» **WHAT THE TASK REQUIRES**
Locate the line with "Read this page and output its text content." in the material. Copy that line and each one after it, through the last, exactly and with nothing else.

(Dataset items)

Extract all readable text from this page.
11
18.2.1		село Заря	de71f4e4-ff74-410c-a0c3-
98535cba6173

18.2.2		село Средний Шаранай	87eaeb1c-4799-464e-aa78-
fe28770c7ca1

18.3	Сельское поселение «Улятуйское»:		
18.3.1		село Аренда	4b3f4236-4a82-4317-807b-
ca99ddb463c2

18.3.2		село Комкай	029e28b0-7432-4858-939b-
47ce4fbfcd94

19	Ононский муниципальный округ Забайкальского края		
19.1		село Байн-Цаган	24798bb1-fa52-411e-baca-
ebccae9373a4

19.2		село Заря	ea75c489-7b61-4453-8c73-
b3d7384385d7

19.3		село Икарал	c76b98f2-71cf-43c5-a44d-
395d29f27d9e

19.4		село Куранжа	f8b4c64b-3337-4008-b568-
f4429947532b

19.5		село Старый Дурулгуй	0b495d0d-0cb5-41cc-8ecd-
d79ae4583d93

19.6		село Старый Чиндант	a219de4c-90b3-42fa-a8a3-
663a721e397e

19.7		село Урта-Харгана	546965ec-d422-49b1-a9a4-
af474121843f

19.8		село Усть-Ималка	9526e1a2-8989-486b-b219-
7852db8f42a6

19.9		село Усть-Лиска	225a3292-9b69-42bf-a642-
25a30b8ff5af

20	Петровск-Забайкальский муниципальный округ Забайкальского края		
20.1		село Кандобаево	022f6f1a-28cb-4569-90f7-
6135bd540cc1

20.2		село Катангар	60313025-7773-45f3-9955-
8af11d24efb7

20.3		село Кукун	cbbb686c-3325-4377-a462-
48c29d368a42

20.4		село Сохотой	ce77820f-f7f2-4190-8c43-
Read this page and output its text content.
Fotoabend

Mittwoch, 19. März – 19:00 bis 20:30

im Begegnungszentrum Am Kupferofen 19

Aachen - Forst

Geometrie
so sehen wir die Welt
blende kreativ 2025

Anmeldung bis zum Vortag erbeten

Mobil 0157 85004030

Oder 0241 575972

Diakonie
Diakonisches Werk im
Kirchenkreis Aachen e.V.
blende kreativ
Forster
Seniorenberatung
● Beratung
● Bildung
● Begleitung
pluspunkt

» **FINAL RESULT**
Read this page and output its text content.
Fotoabend

Mittwoch, 19. März – 19:00 bis 20:30

im Begegnungszentrum Am Kupferofen 19

Aachen - Forst

Geometrie
so sehen wir die Welt
blende kreativ 2025

Anmeldung bis zum Vortag erbeten

Mobil 0157 85004030

Oder 0241 575972

Diakonie
Diakonisches Werk im
Kirchenkreis Aachen e.V.
blende kreativ
Forster
Seniorenberatung
● Beratung
● Bildung
● Begleitung
pluspunkt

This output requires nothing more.